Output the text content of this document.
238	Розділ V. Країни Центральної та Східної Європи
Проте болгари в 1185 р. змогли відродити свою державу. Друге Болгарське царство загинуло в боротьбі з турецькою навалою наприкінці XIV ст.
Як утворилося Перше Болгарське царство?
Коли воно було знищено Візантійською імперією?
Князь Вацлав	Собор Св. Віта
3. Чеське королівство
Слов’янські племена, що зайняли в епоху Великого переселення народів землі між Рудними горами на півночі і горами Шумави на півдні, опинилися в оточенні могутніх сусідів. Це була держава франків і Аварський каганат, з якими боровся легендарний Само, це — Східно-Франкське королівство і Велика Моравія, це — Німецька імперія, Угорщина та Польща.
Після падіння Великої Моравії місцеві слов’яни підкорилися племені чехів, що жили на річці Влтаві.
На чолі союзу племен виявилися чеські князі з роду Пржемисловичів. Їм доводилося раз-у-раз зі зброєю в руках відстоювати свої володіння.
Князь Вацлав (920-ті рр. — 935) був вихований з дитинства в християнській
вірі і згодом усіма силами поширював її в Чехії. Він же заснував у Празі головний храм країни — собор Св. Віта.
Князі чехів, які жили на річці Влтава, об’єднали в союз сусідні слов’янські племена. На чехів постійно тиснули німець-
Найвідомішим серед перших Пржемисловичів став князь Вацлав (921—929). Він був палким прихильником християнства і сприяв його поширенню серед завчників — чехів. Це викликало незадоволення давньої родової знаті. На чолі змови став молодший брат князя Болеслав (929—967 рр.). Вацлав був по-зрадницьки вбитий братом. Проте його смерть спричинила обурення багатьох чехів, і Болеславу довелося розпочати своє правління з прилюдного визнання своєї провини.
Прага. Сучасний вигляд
-----
* EXERCISE TASK
Repeat the preceding lines exactly, please, every one of them.

* OUTPUT FOR THIS EXERCISE
Output the text content of this document.
238	Розділ V. Країни Центральної та Східної Європи
Проте болгари в 1185 р. змогли відродити свою державу. Друге Болгарське царство загинуло в боротьбі з турецькою навалою наприкінці XIV ст.
Як утворилося Перше Болгарське царство?
Коли воно було знищено Візантійською імперією?
Князь Вацлав	Собор Св. Віта
3. Чеське королівство
Слов’янські племена, що зайняли в епоху Великого переселення народів землі між Рудними горами на півночі і горами Шумави на півдні, опинилися в оточенні могутніх сусідів. Це була держава франків і Аварський каганат, з якими боровся легендарний Само, це — Східно-Франкське королівство і Велика Моравія, це — Німецька імперія, Угорщина та Польща.
Після падіння Великої Моравії місцеві слов’яни підкорилися племені чехів, що жили на річці Влтаві.
На чолі союзу племен виявилися чеські князі з роду Пржемисловичів. Їм доводилося раз-у-раз зі зброєю в руках відстоювати свої володіння.
Князь Вацлав (920-ті рр. — 935) був вихований з дитинства в християнській
вірі і згодом усіма силами поширював її в Чехії. Він же заснував у Празі головний храм країни — собор Св. Віта.
Князі чехів, які жили на річці Влтава, об’єднали в союз сусідні слов’янські племена. На чехів постійно тиснули німець-
Найвідомішим серед перших Пржемисловичів став князь Вацлав (921—929). Він був палким прихильником християнства і сприяв його поширенню серед завчників — чехів. Це викликало незадоволення давньої родової знаті. На чолі змови став молодший брат князя Болеслав (929—967 рр.). Вацлав був по-зрадницьки вбитий братом. Проте його смерть спричинила обурення багатьох чехів, і Болеславу довелося розпочати своє правління з прилюдного визнання своєї провини.
Прага. Сучасний вигляд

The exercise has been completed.